Determine how many lines hold "Confiabilidade" and give only that number.

DATA SUPPLIED
+ + +

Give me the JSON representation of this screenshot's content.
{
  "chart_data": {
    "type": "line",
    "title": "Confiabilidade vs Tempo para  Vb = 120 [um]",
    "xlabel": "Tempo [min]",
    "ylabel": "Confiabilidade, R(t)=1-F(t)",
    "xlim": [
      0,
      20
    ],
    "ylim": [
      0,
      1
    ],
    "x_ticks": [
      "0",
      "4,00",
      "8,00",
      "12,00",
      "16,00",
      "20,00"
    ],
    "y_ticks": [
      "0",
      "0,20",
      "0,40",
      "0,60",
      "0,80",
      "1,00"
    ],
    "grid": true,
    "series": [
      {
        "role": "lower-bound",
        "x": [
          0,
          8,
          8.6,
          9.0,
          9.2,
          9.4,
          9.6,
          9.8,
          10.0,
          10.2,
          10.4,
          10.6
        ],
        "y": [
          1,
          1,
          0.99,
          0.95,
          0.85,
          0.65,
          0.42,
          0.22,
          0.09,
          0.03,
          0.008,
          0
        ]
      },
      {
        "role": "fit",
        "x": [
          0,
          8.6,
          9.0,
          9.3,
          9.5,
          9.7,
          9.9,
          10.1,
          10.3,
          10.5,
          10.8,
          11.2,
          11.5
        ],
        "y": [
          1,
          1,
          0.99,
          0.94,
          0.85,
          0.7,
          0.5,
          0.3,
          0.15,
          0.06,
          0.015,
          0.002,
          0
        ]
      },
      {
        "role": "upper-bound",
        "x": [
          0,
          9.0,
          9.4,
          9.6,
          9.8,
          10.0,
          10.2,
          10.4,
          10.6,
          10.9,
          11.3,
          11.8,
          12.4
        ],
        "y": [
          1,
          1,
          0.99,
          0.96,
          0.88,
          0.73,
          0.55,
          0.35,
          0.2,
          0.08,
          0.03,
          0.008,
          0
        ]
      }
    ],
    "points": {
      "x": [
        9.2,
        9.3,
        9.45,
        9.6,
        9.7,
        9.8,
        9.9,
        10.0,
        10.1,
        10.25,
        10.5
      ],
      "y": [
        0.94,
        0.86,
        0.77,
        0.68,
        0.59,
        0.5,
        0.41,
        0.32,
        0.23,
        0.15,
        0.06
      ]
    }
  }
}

+ + +

EXPECTED OUTPUT
2